=== ENTRIES PROVIDED ===
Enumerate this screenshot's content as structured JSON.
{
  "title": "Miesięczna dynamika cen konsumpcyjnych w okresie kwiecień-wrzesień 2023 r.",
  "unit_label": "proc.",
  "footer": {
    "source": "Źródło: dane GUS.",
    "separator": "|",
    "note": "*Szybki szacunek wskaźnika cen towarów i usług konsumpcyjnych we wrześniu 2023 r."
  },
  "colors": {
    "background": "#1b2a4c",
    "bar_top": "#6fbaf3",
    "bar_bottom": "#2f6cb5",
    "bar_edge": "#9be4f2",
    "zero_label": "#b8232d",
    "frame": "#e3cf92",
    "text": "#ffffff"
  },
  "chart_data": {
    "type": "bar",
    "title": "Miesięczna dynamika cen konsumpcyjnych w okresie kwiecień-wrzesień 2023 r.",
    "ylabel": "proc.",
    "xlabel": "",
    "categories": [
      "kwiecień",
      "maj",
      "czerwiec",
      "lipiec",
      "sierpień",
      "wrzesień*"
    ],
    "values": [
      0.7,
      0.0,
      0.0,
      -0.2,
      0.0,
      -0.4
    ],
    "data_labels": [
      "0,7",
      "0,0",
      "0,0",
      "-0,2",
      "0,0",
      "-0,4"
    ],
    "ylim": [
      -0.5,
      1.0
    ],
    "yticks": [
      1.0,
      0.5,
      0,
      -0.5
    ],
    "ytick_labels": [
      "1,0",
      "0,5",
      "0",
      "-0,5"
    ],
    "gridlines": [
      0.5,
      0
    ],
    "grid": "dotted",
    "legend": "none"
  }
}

=== WHAT TO DO ===
Which lines contain the word "okresie"? Copy each one.

=== ANSWER FOR THIS EXERCISE ===
  "title": "Miesięczna dynamika cen konsumpcyjnych w okresie kwiecień-wrzesień 2023 r.",
    "title": "Miesięczna dynamika cen konsumpcyjnych w okresie kwiecień-wrzesień 2023 r.",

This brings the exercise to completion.